--- Recorded data ---

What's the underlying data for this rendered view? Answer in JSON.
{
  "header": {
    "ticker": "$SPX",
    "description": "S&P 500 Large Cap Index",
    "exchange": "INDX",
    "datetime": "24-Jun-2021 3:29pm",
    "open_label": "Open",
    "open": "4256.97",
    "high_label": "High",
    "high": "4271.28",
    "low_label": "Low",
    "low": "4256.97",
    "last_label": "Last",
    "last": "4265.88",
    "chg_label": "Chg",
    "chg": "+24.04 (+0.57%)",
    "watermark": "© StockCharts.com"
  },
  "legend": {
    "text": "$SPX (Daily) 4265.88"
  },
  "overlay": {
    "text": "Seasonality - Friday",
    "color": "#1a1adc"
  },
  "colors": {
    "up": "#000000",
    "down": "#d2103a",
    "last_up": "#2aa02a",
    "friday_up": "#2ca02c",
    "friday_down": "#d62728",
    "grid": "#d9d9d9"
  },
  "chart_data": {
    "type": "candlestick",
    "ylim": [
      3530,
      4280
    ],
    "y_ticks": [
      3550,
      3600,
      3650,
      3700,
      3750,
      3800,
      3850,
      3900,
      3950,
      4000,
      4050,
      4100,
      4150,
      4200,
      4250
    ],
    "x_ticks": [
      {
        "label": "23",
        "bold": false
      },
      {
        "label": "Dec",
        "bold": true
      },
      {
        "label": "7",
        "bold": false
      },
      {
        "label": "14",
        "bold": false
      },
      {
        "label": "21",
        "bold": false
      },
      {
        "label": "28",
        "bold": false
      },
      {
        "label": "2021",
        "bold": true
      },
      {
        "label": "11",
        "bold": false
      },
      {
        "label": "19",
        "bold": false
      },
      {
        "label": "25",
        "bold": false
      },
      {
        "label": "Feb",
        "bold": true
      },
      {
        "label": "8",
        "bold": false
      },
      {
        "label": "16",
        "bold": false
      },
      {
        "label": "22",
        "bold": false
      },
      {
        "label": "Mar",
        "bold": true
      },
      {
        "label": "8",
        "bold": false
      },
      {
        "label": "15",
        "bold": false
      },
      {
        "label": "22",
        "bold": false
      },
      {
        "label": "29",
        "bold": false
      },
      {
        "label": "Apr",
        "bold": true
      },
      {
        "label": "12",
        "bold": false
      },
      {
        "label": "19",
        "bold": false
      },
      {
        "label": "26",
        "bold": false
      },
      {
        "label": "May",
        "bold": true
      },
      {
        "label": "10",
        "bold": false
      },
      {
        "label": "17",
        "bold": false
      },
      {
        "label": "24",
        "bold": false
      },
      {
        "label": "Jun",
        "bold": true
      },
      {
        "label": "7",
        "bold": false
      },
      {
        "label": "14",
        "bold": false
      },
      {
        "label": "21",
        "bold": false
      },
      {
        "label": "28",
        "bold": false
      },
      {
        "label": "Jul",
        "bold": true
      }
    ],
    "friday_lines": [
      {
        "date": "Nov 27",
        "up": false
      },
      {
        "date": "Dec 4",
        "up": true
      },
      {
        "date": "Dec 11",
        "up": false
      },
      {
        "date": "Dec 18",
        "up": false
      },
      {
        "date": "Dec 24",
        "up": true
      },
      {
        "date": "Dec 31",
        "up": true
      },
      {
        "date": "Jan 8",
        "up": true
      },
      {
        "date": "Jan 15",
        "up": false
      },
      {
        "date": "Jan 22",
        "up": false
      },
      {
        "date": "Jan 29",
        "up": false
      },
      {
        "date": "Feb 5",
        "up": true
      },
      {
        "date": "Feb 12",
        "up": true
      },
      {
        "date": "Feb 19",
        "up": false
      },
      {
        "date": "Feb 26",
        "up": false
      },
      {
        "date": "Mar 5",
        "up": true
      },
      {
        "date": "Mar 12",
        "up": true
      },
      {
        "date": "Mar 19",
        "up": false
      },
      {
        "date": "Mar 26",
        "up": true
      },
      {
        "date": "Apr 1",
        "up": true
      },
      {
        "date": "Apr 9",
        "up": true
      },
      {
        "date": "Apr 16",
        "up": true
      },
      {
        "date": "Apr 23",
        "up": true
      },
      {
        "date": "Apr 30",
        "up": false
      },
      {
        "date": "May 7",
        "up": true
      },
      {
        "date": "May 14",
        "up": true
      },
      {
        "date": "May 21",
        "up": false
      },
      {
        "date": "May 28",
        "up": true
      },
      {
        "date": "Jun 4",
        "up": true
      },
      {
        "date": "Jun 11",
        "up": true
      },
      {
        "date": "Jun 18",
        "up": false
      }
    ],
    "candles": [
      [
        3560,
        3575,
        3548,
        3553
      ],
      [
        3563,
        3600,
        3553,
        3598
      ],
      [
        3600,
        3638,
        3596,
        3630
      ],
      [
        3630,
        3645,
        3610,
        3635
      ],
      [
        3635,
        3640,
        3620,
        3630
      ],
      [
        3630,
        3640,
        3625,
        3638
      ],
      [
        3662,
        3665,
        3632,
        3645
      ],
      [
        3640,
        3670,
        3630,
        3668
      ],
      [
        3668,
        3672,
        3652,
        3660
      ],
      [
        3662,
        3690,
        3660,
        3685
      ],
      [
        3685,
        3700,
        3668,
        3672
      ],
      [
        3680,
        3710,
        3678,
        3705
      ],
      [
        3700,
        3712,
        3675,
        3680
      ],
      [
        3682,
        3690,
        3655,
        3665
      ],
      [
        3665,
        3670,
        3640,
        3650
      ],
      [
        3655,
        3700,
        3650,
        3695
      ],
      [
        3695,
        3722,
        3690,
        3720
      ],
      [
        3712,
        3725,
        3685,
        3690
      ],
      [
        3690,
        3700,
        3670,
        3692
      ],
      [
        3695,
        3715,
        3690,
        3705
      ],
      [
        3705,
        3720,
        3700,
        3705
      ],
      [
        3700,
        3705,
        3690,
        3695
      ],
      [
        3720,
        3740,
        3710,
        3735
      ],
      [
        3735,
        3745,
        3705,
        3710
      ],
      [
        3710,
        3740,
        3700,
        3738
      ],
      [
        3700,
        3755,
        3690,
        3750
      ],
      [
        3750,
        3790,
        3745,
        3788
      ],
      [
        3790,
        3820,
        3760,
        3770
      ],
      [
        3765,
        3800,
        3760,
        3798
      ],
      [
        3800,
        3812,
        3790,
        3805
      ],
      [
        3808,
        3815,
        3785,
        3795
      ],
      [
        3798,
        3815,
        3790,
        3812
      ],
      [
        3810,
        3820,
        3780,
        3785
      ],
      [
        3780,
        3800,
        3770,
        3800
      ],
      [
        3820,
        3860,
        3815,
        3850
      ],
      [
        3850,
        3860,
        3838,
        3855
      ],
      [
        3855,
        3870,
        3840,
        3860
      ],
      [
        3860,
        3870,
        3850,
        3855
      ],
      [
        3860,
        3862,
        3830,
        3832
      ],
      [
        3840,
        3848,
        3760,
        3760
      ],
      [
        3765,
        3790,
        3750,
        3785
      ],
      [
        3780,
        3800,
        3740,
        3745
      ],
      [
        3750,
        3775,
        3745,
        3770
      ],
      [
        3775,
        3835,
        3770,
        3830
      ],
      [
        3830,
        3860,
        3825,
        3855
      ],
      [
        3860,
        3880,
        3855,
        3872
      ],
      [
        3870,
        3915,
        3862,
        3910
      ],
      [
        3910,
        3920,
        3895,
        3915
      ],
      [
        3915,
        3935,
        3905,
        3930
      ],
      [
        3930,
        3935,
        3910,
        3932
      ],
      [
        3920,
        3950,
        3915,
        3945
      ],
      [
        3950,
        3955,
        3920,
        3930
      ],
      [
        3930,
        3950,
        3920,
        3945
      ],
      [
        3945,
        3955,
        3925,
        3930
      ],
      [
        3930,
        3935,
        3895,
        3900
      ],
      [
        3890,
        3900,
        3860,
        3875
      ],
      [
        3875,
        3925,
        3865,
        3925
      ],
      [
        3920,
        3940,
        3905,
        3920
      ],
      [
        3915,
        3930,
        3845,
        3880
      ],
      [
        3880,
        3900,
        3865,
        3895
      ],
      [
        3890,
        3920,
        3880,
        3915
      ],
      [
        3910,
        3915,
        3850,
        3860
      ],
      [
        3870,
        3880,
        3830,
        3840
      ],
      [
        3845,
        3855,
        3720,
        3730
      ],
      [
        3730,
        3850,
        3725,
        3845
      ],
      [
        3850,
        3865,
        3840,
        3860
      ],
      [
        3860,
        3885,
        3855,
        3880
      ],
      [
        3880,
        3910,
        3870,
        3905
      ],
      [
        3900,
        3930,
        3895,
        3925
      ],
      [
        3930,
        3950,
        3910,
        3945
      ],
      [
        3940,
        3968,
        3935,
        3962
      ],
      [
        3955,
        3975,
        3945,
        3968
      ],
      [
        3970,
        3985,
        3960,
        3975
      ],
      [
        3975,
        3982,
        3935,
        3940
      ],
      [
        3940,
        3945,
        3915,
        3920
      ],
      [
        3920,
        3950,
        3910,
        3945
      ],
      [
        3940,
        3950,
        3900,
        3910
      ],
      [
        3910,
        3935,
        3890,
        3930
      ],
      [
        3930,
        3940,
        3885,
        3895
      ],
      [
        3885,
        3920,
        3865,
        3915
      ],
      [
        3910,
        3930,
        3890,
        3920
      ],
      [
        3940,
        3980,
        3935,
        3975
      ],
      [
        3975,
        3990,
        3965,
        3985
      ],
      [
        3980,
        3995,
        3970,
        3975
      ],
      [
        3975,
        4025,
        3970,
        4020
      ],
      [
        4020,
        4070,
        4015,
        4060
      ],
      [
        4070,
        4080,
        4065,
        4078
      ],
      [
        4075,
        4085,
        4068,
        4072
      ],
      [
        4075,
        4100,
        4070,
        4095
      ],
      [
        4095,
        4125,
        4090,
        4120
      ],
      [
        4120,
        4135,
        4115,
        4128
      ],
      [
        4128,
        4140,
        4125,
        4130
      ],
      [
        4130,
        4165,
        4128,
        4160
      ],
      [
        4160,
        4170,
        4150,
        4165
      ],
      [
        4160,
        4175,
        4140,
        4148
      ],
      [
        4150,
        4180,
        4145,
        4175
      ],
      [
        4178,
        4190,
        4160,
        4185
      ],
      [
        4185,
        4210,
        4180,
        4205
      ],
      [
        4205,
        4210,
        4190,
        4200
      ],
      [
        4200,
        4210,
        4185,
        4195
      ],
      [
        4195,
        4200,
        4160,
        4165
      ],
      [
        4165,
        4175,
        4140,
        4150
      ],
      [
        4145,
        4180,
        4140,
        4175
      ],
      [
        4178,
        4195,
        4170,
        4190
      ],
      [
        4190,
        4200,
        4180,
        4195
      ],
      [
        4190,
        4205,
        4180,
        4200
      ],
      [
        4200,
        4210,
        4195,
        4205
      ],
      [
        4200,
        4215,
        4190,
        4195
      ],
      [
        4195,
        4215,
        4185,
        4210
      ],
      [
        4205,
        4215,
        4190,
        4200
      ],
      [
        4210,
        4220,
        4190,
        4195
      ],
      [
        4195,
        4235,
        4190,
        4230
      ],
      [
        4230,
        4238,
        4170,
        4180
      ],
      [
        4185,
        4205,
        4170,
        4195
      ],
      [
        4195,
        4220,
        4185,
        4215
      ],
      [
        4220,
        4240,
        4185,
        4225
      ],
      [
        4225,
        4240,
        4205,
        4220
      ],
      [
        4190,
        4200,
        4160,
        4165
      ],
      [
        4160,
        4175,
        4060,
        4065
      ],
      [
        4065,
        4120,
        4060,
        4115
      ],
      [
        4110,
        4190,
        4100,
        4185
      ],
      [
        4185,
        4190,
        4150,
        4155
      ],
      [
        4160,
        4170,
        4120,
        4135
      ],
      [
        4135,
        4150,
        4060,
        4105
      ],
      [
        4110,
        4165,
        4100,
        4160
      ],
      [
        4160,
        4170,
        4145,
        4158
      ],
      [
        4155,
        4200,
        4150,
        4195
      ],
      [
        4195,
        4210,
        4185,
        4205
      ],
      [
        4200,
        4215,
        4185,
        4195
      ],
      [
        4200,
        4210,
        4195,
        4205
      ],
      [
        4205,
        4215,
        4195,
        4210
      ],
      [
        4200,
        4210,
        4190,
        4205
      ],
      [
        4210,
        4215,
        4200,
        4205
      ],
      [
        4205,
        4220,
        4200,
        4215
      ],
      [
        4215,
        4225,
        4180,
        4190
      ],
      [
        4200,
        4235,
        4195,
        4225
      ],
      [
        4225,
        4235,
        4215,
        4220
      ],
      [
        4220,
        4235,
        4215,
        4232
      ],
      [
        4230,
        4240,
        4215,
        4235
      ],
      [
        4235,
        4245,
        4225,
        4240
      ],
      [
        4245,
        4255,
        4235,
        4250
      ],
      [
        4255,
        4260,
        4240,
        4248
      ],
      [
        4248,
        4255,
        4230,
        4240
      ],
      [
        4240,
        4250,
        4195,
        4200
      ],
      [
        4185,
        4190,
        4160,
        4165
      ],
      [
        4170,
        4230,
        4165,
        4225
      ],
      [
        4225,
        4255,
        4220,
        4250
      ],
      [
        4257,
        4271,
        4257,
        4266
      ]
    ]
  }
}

---

What you are asked to do: Copy out each line of the data containing the string "text".

Exercise solution:
    "text": "$SPX (Daily) 4265.88"
    "text": "Seasonality - Friday",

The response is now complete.